**EXERCISE MATERIALS**.
## Start
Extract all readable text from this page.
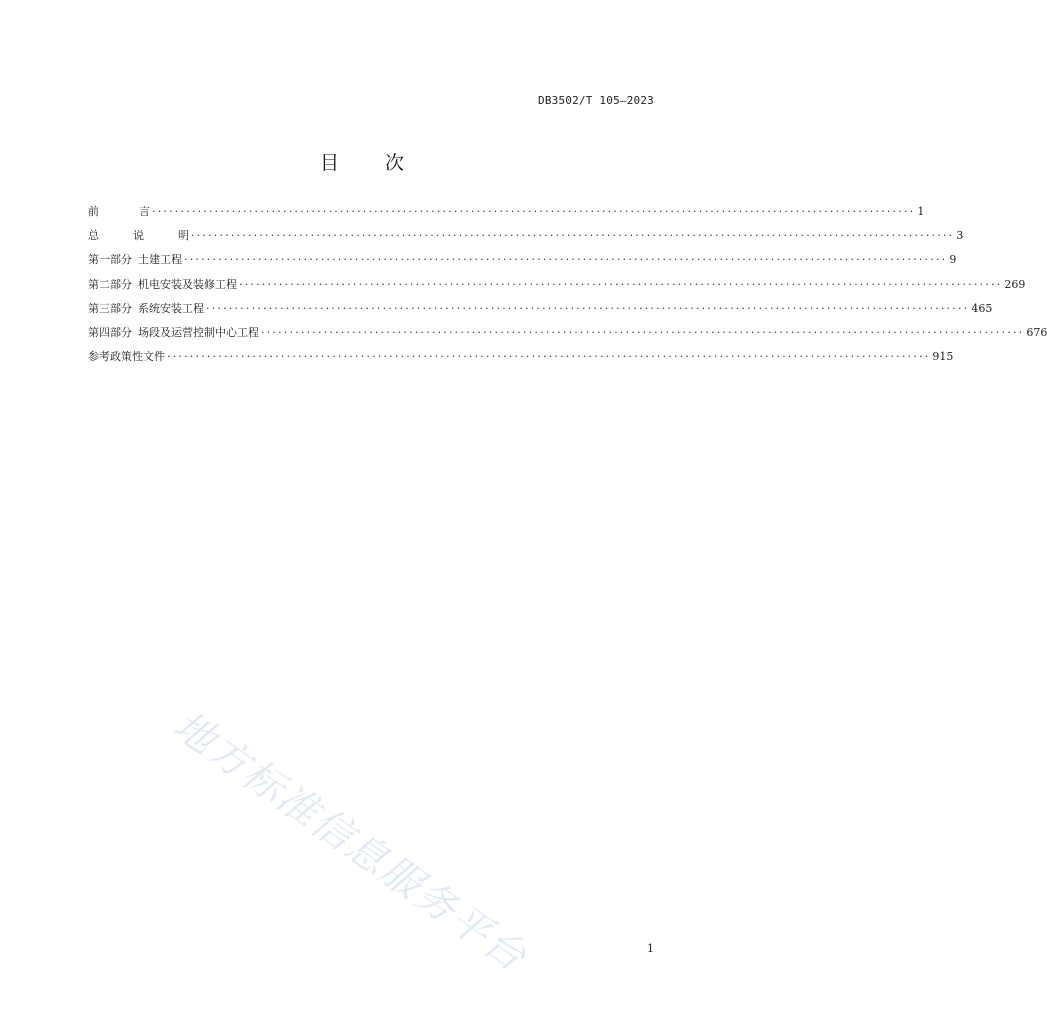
DB3502/T 105—2023
目 次
前	言 ······································································································································ 1
总	说	明 ······································································································································ 3
第一部分 土建工程 ······································································································································ 9
第二部分 机电安装及装修工程 ······································································································································ 269
第三部分 系统安装工程 ······································································································································ 465
第四部分 场段及运营控制中心工程 ······································································································································ 676
参考政策性文件 ······································································································································ 915
地方标准信息服务平台	1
## End
**THE PROBLEM**. Pictures are not part of the copy; output everything else in the records exactly.

**FULL ANSWER**.
Extract all readable text from this page.
DB3502/T 105—2023
目 次
前	言 ······································································································································ 1
总	说	明 ······································································································································ 3
第一部分 土建工程 ······································································································································ 9
第二部分 机电安装及装修工程 ······································································································································ 269
第三部分 系统安装工程 ······································································································································ 465
第四部分 场段及运营控制中心工程 ······································································································································ 676
参考政策性文件 ······································································································································ 915
地方标准信息服务平台	1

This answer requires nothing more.